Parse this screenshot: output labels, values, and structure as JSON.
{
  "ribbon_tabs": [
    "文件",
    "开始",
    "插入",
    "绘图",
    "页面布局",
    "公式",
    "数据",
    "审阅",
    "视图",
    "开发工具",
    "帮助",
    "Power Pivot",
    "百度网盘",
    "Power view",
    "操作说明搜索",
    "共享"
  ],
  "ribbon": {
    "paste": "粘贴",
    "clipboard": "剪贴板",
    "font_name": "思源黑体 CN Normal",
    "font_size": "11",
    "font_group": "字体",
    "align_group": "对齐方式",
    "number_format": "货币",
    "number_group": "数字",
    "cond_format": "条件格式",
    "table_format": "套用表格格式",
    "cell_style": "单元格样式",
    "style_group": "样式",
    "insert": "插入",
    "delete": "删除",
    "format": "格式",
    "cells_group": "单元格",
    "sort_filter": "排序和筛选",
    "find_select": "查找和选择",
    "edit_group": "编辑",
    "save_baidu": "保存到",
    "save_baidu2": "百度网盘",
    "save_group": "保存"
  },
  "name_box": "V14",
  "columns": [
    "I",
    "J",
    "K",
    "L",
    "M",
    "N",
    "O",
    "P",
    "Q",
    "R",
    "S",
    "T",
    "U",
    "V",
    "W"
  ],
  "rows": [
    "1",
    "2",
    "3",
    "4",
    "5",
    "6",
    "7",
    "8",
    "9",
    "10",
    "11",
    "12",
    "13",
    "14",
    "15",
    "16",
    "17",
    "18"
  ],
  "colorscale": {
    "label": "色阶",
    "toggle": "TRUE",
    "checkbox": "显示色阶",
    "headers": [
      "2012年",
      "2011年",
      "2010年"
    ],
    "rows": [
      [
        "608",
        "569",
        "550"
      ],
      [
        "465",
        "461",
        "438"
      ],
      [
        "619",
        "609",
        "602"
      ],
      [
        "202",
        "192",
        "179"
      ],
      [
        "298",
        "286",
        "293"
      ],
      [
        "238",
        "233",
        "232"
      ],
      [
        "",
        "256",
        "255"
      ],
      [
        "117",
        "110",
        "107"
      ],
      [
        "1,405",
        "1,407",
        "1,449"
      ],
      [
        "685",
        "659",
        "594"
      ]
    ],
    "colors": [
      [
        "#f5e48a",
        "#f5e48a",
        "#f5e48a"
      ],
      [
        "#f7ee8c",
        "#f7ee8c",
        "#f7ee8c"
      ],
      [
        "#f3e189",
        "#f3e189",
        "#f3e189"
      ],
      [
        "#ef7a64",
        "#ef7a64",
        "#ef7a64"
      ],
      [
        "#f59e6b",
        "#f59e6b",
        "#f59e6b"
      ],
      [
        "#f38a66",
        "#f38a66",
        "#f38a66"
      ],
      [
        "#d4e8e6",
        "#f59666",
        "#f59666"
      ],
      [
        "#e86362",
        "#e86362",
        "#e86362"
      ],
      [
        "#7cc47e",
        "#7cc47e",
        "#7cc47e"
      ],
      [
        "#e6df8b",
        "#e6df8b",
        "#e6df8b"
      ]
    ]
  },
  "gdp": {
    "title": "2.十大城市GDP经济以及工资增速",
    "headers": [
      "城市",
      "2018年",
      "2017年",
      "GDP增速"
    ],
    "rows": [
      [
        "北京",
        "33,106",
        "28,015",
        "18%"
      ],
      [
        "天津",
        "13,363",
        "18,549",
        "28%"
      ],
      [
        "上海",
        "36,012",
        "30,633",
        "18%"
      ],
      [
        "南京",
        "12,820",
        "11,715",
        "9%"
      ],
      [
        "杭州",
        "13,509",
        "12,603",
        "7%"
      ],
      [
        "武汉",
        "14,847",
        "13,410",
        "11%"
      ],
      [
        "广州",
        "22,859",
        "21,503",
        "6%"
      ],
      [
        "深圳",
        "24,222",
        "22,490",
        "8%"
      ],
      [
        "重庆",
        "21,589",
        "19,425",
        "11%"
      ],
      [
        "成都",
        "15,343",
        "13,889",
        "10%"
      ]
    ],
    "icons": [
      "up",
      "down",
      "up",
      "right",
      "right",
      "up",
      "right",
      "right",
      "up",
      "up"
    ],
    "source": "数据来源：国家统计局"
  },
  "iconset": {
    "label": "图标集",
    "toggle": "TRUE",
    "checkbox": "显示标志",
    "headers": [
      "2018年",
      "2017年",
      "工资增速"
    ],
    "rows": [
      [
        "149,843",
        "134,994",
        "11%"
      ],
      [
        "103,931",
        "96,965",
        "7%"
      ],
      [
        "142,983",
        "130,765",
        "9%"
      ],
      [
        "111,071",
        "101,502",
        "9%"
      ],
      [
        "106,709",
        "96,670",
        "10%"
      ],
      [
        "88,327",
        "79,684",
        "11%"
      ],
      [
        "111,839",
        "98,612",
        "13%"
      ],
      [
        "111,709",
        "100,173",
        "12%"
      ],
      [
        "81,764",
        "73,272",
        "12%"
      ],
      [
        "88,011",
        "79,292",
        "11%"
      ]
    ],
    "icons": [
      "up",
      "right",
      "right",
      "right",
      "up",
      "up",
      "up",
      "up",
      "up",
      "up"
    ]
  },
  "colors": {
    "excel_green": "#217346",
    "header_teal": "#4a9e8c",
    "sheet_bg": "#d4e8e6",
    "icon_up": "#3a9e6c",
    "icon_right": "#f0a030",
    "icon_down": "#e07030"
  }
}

+--

Can you give every line above again, exactly as written?

Completed task —
Parse this screenshot: output labels, values, and structure as JSON.
{
  "ribbon_tabs": [
    "文件",
    "开始",
    "插入",
    "绘图",
    "页面布局",
    "公式",
    "数据",
    "审阅",
    "视图",
    "开发工具",
    "帮助",
    "Power Pivot",
    "百度网盘",
    "Power view",
    "操作说明搜索",
    "共享"
  ],
  "ribbon": {
    "paste": "粘贴",
    "clipboard": "剪贴板",
    "font_name": "思源黑体 CN Normal",
    "font_size": "11",
    "font_group": "字体",
    "align_group": "对齐方式",
    "number_format": "货币",
    "number_group": "数字",
    "cond_format": "条件格式",
    "table_format": "套用表格格式",
    "cell_style": "单元格样式",
    "style_group": "样式",
    "insert": "插入",
    "delete": "删除",
    "format": "格式",
    "cells_group": "单元格",
    "sort_filter": "排序和筛选",
    "find_select": "查找和选择",
    "edit_group": "编辑",
    "save_baidu": "保存到",
    "save_baidu2": "百度网盘",
    "save_group": "保存"
  },
  "name_box": "V14",
  "columns": [
    "I",
    "J",
    "K",
    "L",
    "M",
    "N",
    "O",
    "P",
    "Q",
    "R",
    "S",
    "T",
    "U",
    "V",
    "W"
  ],
  "rows": [
    "1",
    "2",
    "3",
    "4",
    "5",
    "6",
    "7",
    "8",
    "9",
    "10",
    "11",
    "12",
    "13",
    "14",
    "15",
    "16",
    "17",
    "18"
  ],
  "colorscale": {
    "label": "色阶",
    "toggle": "TRUE",
    "checkbox": "显示色阶",
    "headers": [
      "2012年",
      "2011年",
      "2010年"
    ],
    "rows": [
      [
        "608",
        "569",
        "550"
      ],
      [
        "465",
        "461",
        "438"
      ],
      [
        "619",
        "609",
        "602"
      ],
      [
        "202",
        "192",
        "179"
      ],
      [
        "298",
        "286",
        "293"
      ],
      [
        "238",
        "233",
        "232"
      ],
      [
        "",
        "256",
        "255"
      ],
      [
        "117",
        "110",
        "107"
      ],
      [
        "1,405",
        "1,407",
        "1,449"
      ],
      [
        "685",
        "659",
        "594"
      ]
    ],
    "colors": [
      [
        "#f5e48a",
        "#f5e48a",
        "#f5e48a"
      ],
      [
        "#f7ee8c",
        "#f7ee8c",
        "#f7ee8c"
      ],
      [
        "#f3e189",
        "#f3e189",
        "#f3e189"
      ],
      [
        "#ef7a64",
        "#ef7a64",
        "#ef7a64"
      ],
      [
        "#f59e6b",
        "#f59e6b",
        "#f59e6b"
      ],
      [
        "#f38a66",
        "#f38a66",
        "#f38a66"
      ],
      [
        "#d4e8e6",
        "#f59666",
        "#f59666"
      ],
      [
        "#e86362",
        "#e86362",
        "#e86362"
      ],
      [
        "#7cc47e",
        "#7cc47e",
        "#7cc47e"
      ],
      [
        "#e6df8b",
        "#e6df8b",
        "#e6df8b"
      ]
    ]
  },
  "gdp": {
    "title": "2.十大城市GDP经济以及工资增速",
    "headers": [
      "城市",
      "2018年",
      "2017年",
      "GDP增速"
    ],
    "rows": [
      [
        "北京",
        "33,106",
        "28,015",
        "18%"
      ],
      [
        "天津",
        "13,363",
        "18,549",
        "28%"
      ],
      [
        "上海",
        "36,012",
        "30,633",
        "18%"
      ],
      [
        "南京",
        "12,820",
        "11,715",
        "9%"
      ],
      [
        "杭州",
        "13,509",
        "12,603",
        "7%"
      ],
      [
        "武汉",
        "14,847",
        "13,410",
        "11%"
      ],
      [
        "广州",
        "22,859",
        "21,503",
        "6%"
      ],
      [
        "深圳",
        "24,222",
        "22,490",
        "8%"
      ],
      [
        "重庆",
        "21,589",
        "19,425",
        "11%"
      ],
      [
        "成都",
        "15,343",
        "13,889",
        "10%"
      ]
    ],
    "icons": [
      "up",
      "down",
      "up",
      "right",
      "right",
      "up",
      "right",
      "right",
      "up",
      "up"
    ],
    "source": "数据来源：国家统计局"
  },
  "iconset": {
    "label": "图标集",
    "toggle": "TRUE",
    "checkbox": "显示标志",
    "headers": [
      "2018年",
      "2017年",
      "工资增速"
    ],
    "rows": [
      [
        "149,843",
        "134,994",
        "11%"
      ],
      [
        "103,931",
        "96,965",
        "7%"
      ],
      [
        "142,983",
        "130,765",
        "9%"
      ],
      [
        "111,071",
        "101,502",
        "9%"
      ],
      [
        "106,709",
        "96,670",
        "10%"
      ],
      [
        "88,327",
        "79,684",
        "11%"
      ],
      [
        "111,839",
        "98,612",
        "13%"
      ],
      [
        "111,709",
        "100,173",
        "12%"
      ],
      [
        "81,764",
        "73,272",
        "12%"
      ],
      [
        "88,011",
        "79,292",
        "11%"
      ]
    ],
    "icons": [
      "up",
      "right",
      "right",
      "right",
      "up",
      "up",
      "up",
      "up",
      "up",
      "up"
    ]
  },
  "colors": {
    "excel_green": "#217346",
    "header_teal": "#4a9e8c",
    "sheet_bg": "#d4e8e6",
    "icon_up": "#3a9e6c",
    "icon_right": "#f0a030",
    "icon_down": "#e07030"
  }
}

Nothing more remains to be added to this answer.